Stated exercise |
Exactly repeat the material, dropping only the pictures.

Material for this task |

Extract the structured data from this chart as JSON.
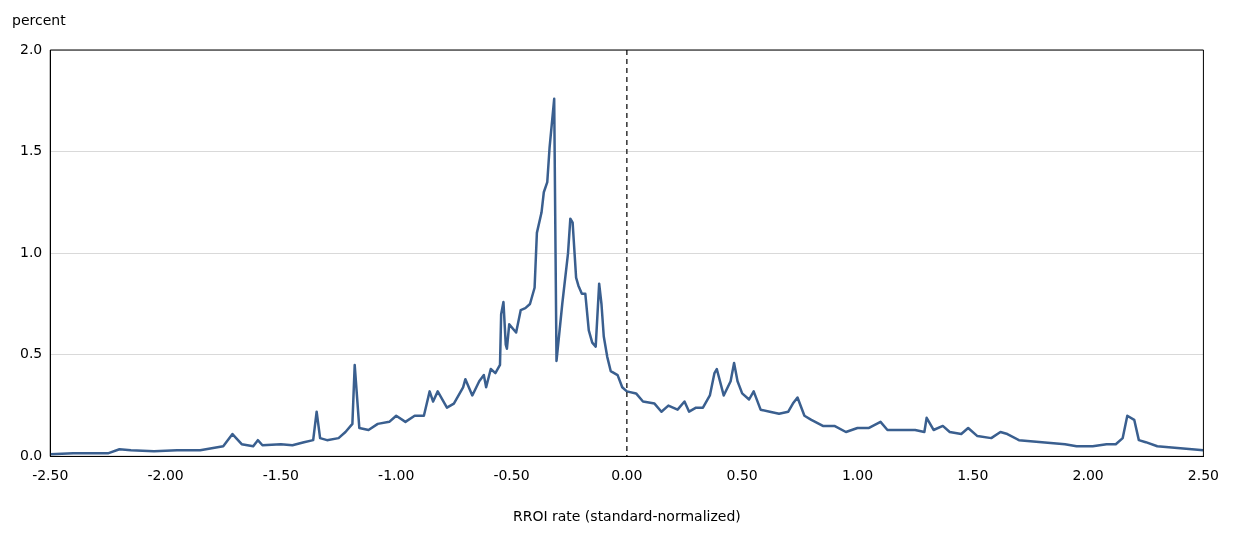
{
  "chart_data": {
    "type": "line",
    "xlabel": "RROI rate (standard-normalized)",
    "ylabel": "percent",
    "xlim": [
      -2.5,
      2.5
    ],
    "xticks": [
      {
        "value": -2.5,
        "label": "-2.50"
      },
      {
        "value": -2,
        "label": "-2.00"
      },
      {
        "value": -1.5,
        "label": "-1.50"
      },
      {
        "value": -1,
        "label": "-1.00"
      },
      {
        "value": -0.5,
        "label": "-0.50"
      },
      {
        "value": 0,
        "label": "0.00"
      },
      {
        "value": 0.5,
        "label": "0.50"
      },
      {
        "value": 1,
        "label": "1.00"
      },
      {
        "value": 1.5,
        "label": "1.50"
      },
      {
        "value": 2,
        "label": "2.00"
      },
      {
        "value": 2.5,
        "label": "2.50"
      }
    ],
    "ylim": [
      0,
      2
    ],
    "yticks": [
      {
        "value": 0,
        "label": "0.0"
      },
      {
        "value": 0.5,
        "label": "0.5"
      },
      {
        "value": 1,
        "label": "1.0"
      },
      {
        "value": 1.5,
        "label": "1.5"
      },
      {
        "value": 2,
        "label": "2.0"
      }
    ],
    "grid": "y",
    "legend": false,
    "marker": "none",
    "line_style": "solid",
    "ref_lines": [
      {
        "axis": "x",
        "value": 0,
        "label": null,
        "color": "#333333",
        "line_style": "dashed"
      }
    ],
    "series": [
      {
        "color": "#3a5f8f",
        "x": [
          -2.5,
          -2.4,
          -2.3,
          -2.25,
          -2.2,
          -2.15,
          -2.05,
          -1.95,
          -1.85,
          -1.8,
          -1.75,
          -1.71,
          -1.67,
          -1.62,
          -1.6,
          -1.58,
          -1.5,
          -1.45,
          -1.4,
          -1.36,
          -1.345,
          -1.33,
          -1.3,
          -1.25,
          -1.22,
          -1.19,
          -1.18,
          -1.16,
          -1.12,
          -1.08,
          -1.03,
          -1.0,
          -0.96,
          -0.92,
          -0.88,
          -0.855,
          -0.84,
          -0.82,
          -0.78,
          -0.75,
          -0.71,
          -0.7,
          -0.67,
          -0.64,
          -0.62,
          -0.61,
          -0.59,
          -0.57,
          -0.55,
          -0.545,
          -0.535,
          -0.525,
          -0.52,
          -0.51,
          -0.48,
          -0.46,
          -0.44,
          -0.42,
          -0.4,
          -0.39,
          -0.37,
          -0.36,
          -0.345,
          -0.335,
          -0.315,
          -0.305,
          -0.28,
          -0.255,
          -0.245,
          -0.235,
          -0.22,
          -0.21,
          -0.195,
          -0.18,
          -0.165,
          -0.15,
          -0.135,
          -0.12,
          -0.11,
          -0.1,
          -0.085,
          -0.07,
          -0.04,
          -0.02,
          0.0,
          0.04,
          0.07,
          0.12,
          0.15,
          0.18,
          0.22,
          0.25,
          0.27,
          0.3,
          0.33,
          0.36,
          0.38,
          0.39,
          0.42,
          0.45,
          0.465,
          0.48,
          0.5,
          0.53,
          0.55,
          0.58,
          0.62,
          0.66,
          0.7,
          0.72,
          0.74,
          0.77,
          0.8,
          0.85,
          0.9,
          0.95,
          1.0,
          1.05,
          1.1,
          1.13,
          1.2,
          1.25,
          1.29,
          1.3,
          1.33,
          1.37,
          1.4,
          1.45,
          1.48,
          1.52,
          1.58,
          1.62,
          1.65,
          1.7,
          1.8,
          1.9,
          1.95,
          2.02,
          2.08,
          2.12,
          2.15,
          2.17,
          2.2,
          2.22,
          2.25,
          2.3,
          2.4,
          2.5
        ],
        "values": [
          0.01,
          0.015,
          0.015,
          0.015,
          0.035,
          0.03,
          0.025,
          0.03,
          0.03,
          0.04,
          0.05,
          0.11,
          0.06,
          0.05,
          0.08,
          0.055,
          0.06,
          0.055,
          0.07,
          0.08,
          0.22,
          0.09,
          0.08,
          0.09,
          0.12,
          0.16,
          0.45,
          0.14,
          0.13,
          0.16,
          0.17,
          0.2,
          0.17,
          0.2,
          0.2,
          0.32,
          0.27,
          0.32,
          0.24,
          0.26,
          0.34,
          0.38,
          0.3,
          0.37,
          0.4,
          0.34,
          0.43,
          0.41,
          0.45,
          0.7,
          0.76,
          0.55,
          0.53,
          0.65,
          0.61,
          0.72,
          0.73,
          0.75,
          0.83,
          1.1,
          1.2,
          1.3,
          1.35,
          1.52,
          1.76,
          0.47,
          0.75,
          1.0,
          1.17,
          1.15,
          0.88,
          0.84,
          0.8,
          0.8,
          0.62,
          0.56,
          0.54,
          0.85,
          0.75,
          0.59,
          0.49,
          0.42,
          0.4,
          0.34,
          0.32,
          0.31,
          0.27,
          0.26,
          0.22,
          0.25,
          0.23,
          0.27,
          0.22,
          0.24,
          0.24,
          0.3,
          0.41,
          0.43,
          0.3,
          0.37,
          0.46,
          0.37,
          0.31,
          0.28,
          0.32,
          0.23,
          0.22,
          0.21,
          0.22,
          0.26,
          0.29,
          0.2,
          0.18,
          0.15,
          0.15,
          0.12,
          0.14,
          0.14,
          0.17,
          0.13,
          0.13,
          0.13,
          0.12,
          0.19,
          0.13,
          0.15,
          0.12,
          0.11,
          0.14,
          0.1,
          0.09,
          0.12,
          0.11,
          0.08,
          0.07,
          0.06,
          0.05,
          0.05,
          0.06,
          0.06,
          0.09,
          0.2,
          0.18,
          0.08,
          0.07,
          0.05,
          0.04,
          0.03
        ]
      }
    ]
  }
}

Solution |
Extract the structured data from this chart as JSON.
{
  "chart_data": {
    "type": "line",
    "xlabel": "RROI rate (standard-normalized)",
    "ylabel": "percent",
    "xlim": [
      -2.5,
      2.5
    ],
    "xticks": [
      {
        "value": -2.5,
        "label": "-2.50"
      },
      {
        "value": -2,
        "label": "-2.00"
      },
      {
        "value": -1.5,
        "label": "-1.50"
      },
      {
        "value": -1,
        "label": "-1.00"
      },
      {
        "value": -0.5,
        "label": "-0.50"
      },
      {
        "value": 0,
        "label": "0.00"
      },
      {
        "value": 0.5,
        "label": "0.50"
      },
      {
        "value": 1,
        "label": "1.00"
      },
      {
        "value": 1.5,
        "label": "1.50"
      },
      {
        "value": 2,
        "label": "2.00"
      },
      {
        "value": 2.5,
        "label": "2.50"
      }
    ],
    "ylim": [
      0,
      2
    ],
    "yticks": [
      {
        "value": 0,
        "label": "0.0"
      },
      {
        "value": 0.5,
        "label": "0.5"
      },
      {
        "value": 1,
        "label": "1.0"
      },
      {
        "value": 1.5,
        "label": "1.5"
      },
      {
        "value": 2,
        "label": "2.0"
      }
    ],
    "grid": "y",
    "legend": false,
    "marker": "none",
    "line_style": "solid",
    "ref_lines": [
      {
        "axis": "x",
        "value": 0,
        "label": null,
        "color": "#333333",
        "line_style": "dashed"
      }
    ],
    "series": [
      {
        "color": "#3a5f8f",
        "x": [
          -2.5,
          -2.4,
          -2.3,
          -2.25,
          -2.2,
          -2.15,
          -2.05,
          -1.95,
          -1.85,
          -1.8,
          -1.75,
          -1.71,
          -1.67,
          -1.62,
          -1.6,
          -1.58,
          -1.5,
          -1.45,
          -1.4,
          -1.36,
          -1.345,
          -1.33,
          -1.3,
          -1.25,
          -1.22,
          -1.19,
          -1.18,
          -1.16,
          -1.12,
          -1.08,
          -1.03,
          -1.0,
          -0.96,
          -0.92,
          -0.88,
          -0.855,
          -0.84,
          -0.82,
          -0.78,
          -0.75,
          -0.71,
          -0.7,
          -0.67,
          -0.64,
          -0.62,
          -0.61,
          -0.59,
          -0.57,
          -0.55,
          -0.545,
          -0.535,
          -0.525,
          -0.52,
          -0.51,
          -0.48,
          -0.46,
          -0.44,
          -0.42,
          -0.4,
          -0.39,
          -0.37,
          -0.36,
          -0.345,
          -0.335,
          -0.315,
          -0.305,
          -0.28,
          -0.255,
          -0.245,
          -0.235,
          -0.22,
          -0.21,
          -0.195,
          -0.18,
          -0.165,
          -0.15,
          -0.135,
          -0.12,
          -0.11,
          -0.1,
          -0.085,
          -0.07,
          -0.04,
          -0.02,
          0.0,
          0.04,
          0.07,
          0.12,
          0.15,
          0.18,
          0.22,
          0.25,
          0.27,
          0.3,
          0.33,
          0.36,
          0.38,
          0.39,
          0.42,
          0.45,
          0.465,
          0.48,
          0.5,
          0.53,
          0.55,
          0.58,
          0.62,
          0.66,
          0.7,
          0.72,
          0.74,
          0.77,
          0.8,
          0.85,
          0.9,
          0.95,
          1.0,
          1.05,
          1.1,
          1.13,
          1.2,
          1.25,
          1.29,
          1.3,
          1.33,
          1.37,
          1.4,
          1.45,
          1.48,
          1.52,
          1.58,
          1.62,
          1.65,
          1.7,
          1.8,
          1.9,
          1.95,
          2.02,
          2.08,
          2.12,
          2.15,
          2.17,
          2.2,
          2.22,
          2.25,
          2.3,
          2.4,
          2.5
        ],
        "values": [
          0.01,
          0.015,
          0.015,
          0.015,
          0.035,
          0.03,
          0.025,
          0.03,
          0.03,
          0.04,
          0.05,
          0.11,
          0.06,
          0.05,
          0.08,
          0.055,
          0.06,
          0.055,
          0.07,
          0.08,
          0.22,
          0.09,
          0.08,
          0.09,
          0.12,
          0.16,
          0.45,
          0.14,
          0.13,
          0.16,
          0.17,
          0.2,
          0.17,
          0.2,
          0.2,
          0.32,
          0.27,
          0.32,
          0.24,
          0.26,
          0.34,
          0.38,
          0.3,
          0.37,
          0.4,
          0.34,
          0.43,
          0.41,
          0.45,
          0.7,
          0.76,
          0.55,
          0.53,
          0.65,
          0.61,
          0.72,
          0.73,
          0.75,
          0.83,
          1.1,
          1.2,
          1.3,
          1.35,
          1.52,
          1.76,
          0.47,
          0.75,
          1.0,
          1.17,
          1.15,
          0.88,
          0.84,
          0.8,
          0.8,
          0.62,
          0.56,
          0.54,
          0.85,
          0.75,
          0.59,
          0.49,
          0.42,
          0.4,
          0.34,
          0.32,
          0.31,
          0.27,
          0.26,
          0.22,
          0.25,
          0.23,
          0.27,
          0.22,
          0.24,
          0.24,
          0.3,
          0.41,
          0.43,
          0.3,
          0.37,
          0.46,
          0.37,
          0.31,
          0.28,
          0.32,
          0.23,
          0.22,
          0.21,
          0.22,
          0.26,
          0.29,
          0.2,
          0.18,
          0.15,
          0.15,
          0.12,
          0.14,
          0.14,
          0.17,
          0.13,
          0.13,
          0.13,
          0.12,
          0.19,
          0.13,
          0.15,
          0.12,
          0.11,
          0.14,
          0.1,
          0.09,
          0.12,
          0.11,
          0.08,
          0.07,
          0.06,
          0.05,
          0.05,
          0.06,
          0.06,
          0.09,
          0.2,
          0.18,
          0.08,
          0.07,
          0.05,
          0.04,
          0.03
        ]
      }
    ]
  }
}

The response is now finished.